TASK INPUTS:
"""

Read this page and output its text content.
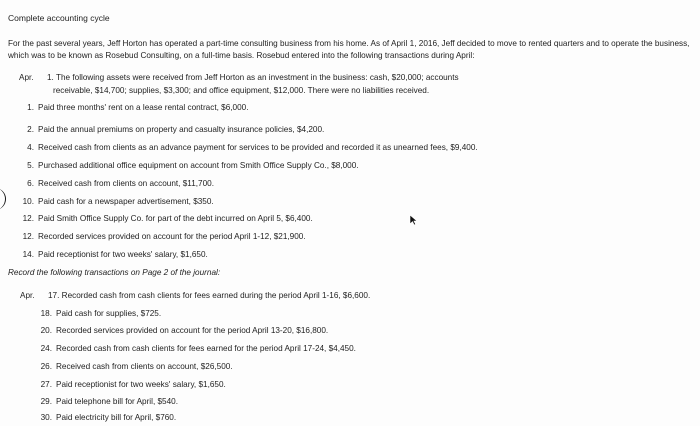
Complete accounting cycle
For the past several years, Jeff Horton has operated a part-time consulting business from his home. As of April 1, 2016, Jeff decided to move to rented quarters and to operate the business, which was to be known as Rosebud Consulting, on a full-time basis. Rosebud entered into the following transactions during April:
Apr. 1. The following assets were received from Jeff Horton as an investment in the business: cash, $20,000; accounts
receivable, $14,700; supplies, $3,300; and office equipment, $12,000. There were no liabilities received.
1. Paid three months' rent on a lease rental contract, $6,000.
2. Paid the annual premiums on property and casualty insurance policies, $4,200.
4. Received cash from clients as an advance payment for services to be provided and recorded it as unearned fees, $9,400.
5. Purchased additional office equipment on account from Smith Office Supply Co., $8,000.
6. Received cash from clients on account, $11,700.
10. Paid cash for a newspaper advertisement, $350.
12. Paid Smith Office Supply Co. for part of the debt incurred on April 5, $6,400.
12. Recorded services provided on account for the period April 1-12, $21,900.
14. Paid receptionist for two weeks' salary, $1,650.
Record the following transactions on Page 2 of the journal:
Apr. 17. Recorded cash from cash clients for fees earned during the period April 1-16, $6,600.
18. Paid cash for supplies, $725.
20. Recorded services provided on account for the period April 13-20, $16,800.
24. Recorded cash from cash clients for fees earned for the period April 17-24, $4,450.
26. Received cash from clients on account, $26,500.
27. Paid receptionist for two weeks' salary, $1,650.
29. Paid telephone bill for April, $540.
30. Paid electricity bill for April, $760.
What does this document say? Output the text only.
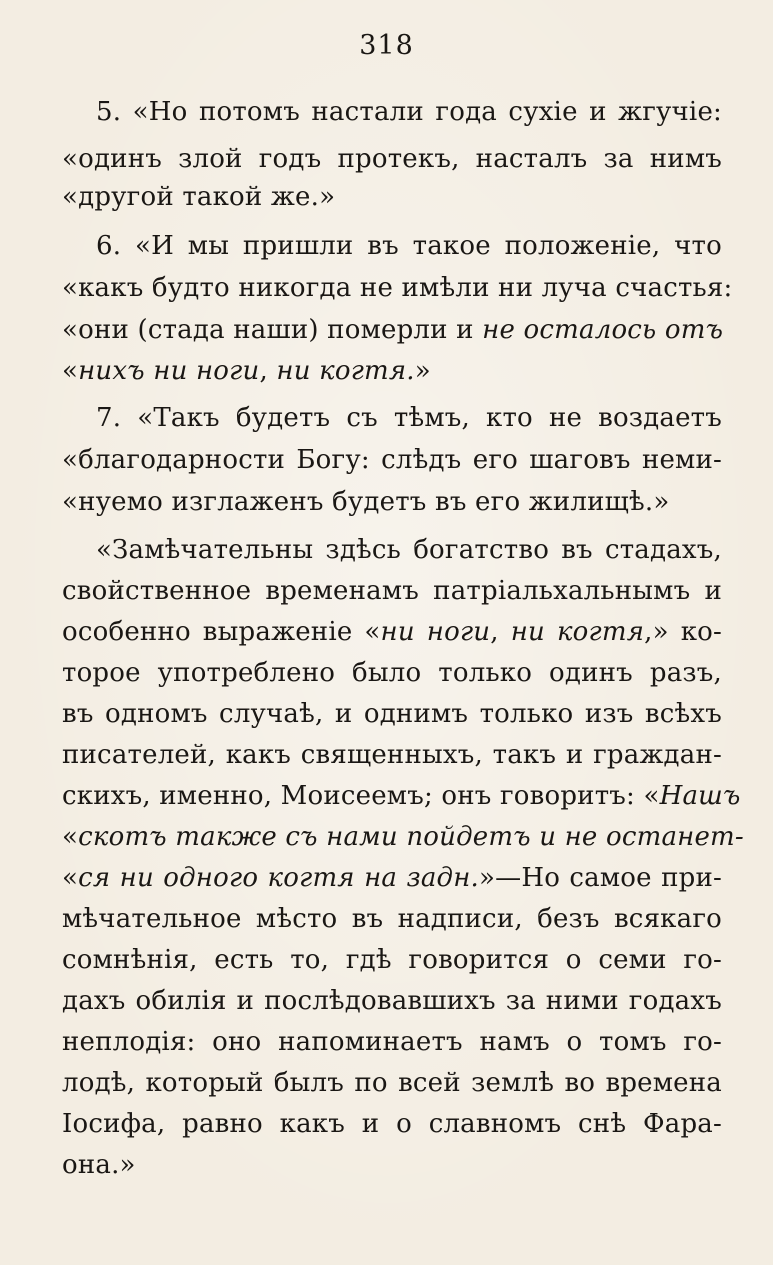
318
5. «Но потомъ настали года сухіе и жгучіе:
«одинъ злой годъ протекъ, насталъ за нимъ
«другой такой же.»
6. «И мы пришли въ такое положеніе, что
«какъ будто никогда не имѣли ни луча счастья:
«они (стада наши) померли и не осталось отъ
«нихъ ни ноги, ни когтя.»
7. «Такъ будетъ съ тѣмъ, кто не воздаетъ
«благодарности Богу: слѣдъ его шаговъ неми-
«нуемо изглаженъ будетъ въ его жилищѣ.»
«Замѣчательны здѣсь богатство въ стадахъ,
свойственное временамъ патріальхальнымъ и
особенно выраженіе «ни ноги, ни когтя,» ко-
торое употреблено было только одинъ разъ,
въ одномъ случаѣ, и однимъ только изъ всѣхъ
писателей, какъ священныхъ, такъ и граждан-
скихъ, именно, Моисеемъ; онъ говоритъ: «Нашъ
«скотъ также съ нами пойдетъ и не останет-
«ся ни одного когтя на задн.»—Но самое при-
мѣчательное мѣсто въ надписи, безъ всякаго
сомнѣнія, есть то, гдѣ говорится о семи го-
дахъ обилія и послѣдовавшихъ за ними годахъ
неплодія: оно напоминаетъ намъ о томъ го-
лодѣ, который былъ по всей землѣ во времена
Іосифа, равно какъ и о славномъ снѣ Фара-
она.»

"""

TASK: Pick out all lines from the data above in which the word "когтя" appears.

WRITTEN RESPONSE:
«нихъ ни ноги, ни когтя.»
особенно выраженіе «ни ноги, ни когтя,» ко-
«ся ни одного когтя на задн.»—Но самое при-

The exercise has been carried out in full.